かつての日本では、死は恐怖の対象であり、死体は死穢に染まっている上にその穢れが伝染する性質のものであると考えていました。なお、この考えは、かつて日本における死者の埋葬方法が風葬(人が亡くなった場合、そのまま市中に遺体を野晒しにして風化を待つ方法)によって見送るというのが一般的であったことも強く影響していると考えます。
そして、死の穢れは能力・身分の高い者ほど強く発現すると考えられており、最高権力者である天皇の死による穢れは、その周囲に広く伝播すると考えられました。
そこで、強い死の穢れから逃れるために、天皇の崩御の度にその天皇が治めていた都を捨て、新たな場所に移り住むことが必要と考え、国家レベルで遷都を繰り返してきたのです。
なお、前記のとおり、遷都が死の穢れを持ち越さないために行うものであるため、遷都前の都で利用されていた資材などを新しい都に移転させることなどはせず、遷都の度に新しい都を一から造り上げていきました。

与えられた行 —

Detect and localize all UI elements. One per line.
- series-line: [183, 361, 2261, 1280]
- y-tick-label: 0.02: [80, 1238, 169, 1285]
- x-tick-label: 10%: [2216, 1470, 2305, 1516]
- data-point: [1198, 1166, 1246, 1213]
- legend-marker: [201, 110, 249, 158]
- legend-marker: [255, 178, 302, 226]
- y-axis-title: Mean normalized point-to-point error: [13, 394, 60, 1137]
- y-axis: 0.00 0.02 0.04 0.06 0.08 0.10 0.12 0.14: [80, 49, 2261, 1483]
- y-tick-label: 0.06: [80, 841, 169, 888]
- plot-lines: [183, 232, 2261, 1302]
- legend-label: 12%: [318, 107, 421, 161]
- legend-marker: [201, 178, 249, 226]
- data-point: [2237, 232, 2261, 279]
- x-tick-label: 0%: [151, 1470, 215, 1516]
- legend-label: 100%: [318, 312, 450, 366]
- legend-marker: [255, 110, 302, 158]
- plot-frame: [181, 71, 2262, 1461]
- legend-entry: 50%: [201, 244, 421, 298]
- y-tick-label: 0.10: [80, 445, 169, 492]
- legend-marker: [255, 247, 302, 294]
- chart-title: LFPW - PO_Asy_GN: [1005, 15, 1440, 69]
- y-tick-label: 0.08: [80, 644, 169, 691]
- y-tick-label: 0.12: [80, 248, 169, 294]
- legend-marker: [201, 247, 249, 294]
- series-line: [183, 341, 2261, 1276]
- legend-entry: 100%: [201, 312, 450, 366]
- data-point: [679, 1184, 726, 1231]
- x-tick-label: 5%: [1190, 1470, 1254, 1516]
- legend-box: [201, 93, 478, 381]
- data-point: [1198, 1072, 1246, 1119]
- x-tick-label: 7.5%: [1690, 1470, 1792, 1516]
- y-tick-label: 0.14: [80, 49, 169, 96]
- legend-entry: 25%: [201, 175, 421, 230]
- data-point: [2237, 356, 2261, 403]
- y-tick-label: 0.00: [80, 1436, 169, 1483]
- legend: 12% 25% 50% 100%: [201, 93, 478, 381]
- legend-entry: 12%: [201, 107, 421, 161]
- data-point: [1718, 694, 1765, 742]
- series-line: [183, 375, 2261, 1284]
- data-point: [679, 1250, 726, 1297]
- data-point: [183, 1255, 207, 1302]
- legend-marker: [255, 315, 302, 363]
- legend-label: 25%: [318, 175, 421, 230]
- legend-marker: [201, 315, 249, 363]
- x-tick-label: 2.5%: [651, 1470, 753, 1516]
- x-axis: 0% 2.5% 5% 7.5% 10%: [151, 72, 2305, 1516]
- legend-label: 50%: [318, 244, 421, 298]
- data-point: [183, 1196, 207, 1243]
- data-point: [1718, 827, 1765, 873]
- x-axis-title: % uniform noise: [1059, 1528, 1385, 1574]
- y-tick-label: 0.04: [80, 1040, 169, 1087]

取り組む課題 —
**A)** 上の遷都についての文章と、次の(i)〜(iii)が合っているかを判定せよ。それぞれ「はい」か「いいえ」で答え、決め手となる本文の語句をそのまま引用すること。
(i) 死の穢れは、能力や身分の高い者ほど強く現れると考えられていた。
(ii) 遷都の際には、前の都で使われていた資材を新しい都へ運んで使った。
(iii) 風葬とは、亡くなった人の遺体を土に埋めて見送る方法である。
**B)** 上の遷都についての文章から、「そして、死の穢れは能力・身分」と「一から造り上げていきました。」の間の部分を、両端の語句も含めて一字も変えずに出力せよ。

演習の結果 —
**A)**
(i) はい 「死の穢れは能力・身分の高い者ほど強く発現すると考えられており」
(ii) いいえ 「遷都前の都で利用されていた資材などを新しい都に移転させることなどはせず」
(iii) いいえ 「そのまま市中に遺体を野晒しにして風化を待つ方法」

**B)**
そして、死の穢れは能力・身分の高い者ほど強く発現すると考えられており、最高権力者である天皇の死による穢れは、その周囲に広く伝播すると考えられました。
そこで、強い死の穢れから逃れるために、天皇の崩御の度にその天皇が治めていた都を捨て、新たな場所に移り住むことが必要と考え、国家レベルで遷都を繰り返してきたのです。
なお、前記のとおり、遷都が死の穢れを持ち越さないために行うものであるため、遷都前の都で利用されていた資材などを新しい都に移転させることなどはせず、遷都の度に新しい都を一から造り上げていきました。